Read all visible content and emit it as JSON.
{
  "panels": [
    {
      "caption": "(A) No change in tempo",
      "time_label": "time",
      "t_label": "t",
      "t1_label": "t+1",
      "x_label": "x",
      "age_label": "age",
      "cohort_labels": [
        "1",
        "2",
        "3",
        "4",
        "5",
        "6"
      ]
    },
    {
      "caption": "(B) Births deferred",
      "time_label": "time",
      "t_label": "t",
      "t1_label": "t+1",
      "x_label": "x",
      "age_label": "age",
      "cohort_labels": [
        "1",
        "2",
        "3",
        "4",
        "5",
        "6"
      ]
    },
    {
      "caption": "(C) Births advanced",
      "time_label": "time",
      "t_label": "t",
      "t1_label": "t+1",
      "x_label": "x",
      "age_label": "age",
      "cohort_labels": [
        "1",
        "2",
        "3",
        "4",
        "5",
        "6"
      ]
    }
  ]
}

====

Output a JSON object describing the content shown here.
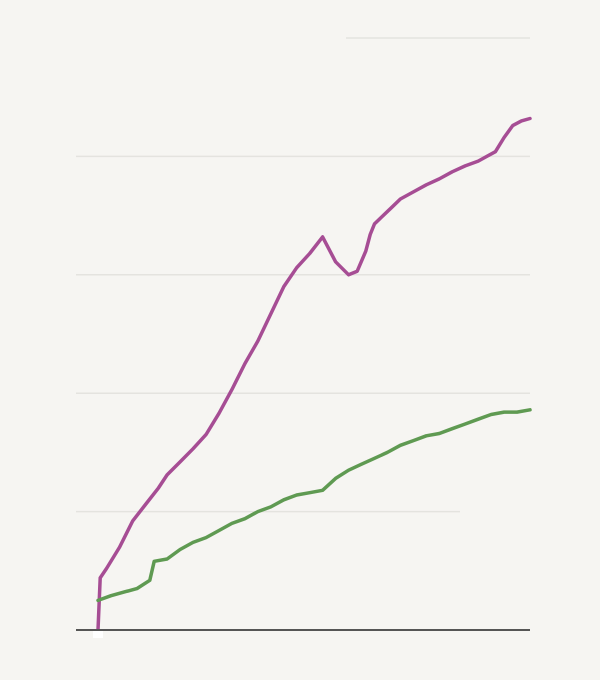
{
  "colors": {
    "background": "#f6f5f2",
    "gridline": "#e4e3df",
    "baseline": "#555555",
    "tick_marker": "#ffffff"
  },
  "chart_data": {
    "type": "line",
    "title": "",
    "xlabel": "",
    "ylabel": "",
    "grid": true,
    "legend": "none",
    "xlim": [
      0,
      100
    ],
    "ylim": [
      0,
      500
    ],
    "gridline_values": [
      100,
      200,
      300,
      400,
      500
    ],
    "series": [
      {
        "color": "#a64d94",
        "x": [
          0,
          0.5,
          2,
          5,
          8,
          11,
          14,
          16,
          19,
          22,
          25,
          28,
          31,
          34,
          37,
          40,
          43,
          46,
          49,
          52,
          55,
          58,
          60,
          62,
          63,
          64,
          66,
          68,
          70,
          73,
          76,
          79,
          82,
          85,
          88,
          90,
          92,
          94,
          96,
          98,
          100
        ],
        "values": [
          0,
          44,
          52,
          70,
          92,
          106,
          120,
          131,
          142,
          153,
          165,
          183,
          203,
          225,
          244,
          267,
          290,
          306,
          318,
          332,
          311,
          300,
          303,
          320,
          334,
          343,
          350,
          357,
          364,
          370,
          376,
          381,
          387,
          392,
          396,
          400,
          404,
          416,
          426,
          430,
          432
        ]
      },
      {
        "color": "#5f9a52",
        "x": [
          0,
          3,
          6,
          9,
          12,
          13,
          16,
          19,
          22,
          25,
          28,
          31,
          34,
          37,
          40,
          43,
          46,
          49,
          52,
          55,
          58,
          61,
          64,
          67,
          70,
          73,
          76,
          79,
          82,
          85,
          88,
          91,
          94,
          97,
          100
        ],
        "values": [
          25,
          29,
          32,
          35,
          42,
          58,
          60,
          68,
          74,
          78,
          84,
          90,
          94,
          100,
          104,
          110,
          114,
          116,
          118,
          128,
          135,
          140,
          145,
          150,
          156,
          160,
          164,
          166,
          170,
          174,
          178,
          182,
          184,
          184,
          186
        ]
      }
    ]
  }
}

====

Written problem:
The word "caption" appears in how many lines of the records? Give the number only.

Written response:
3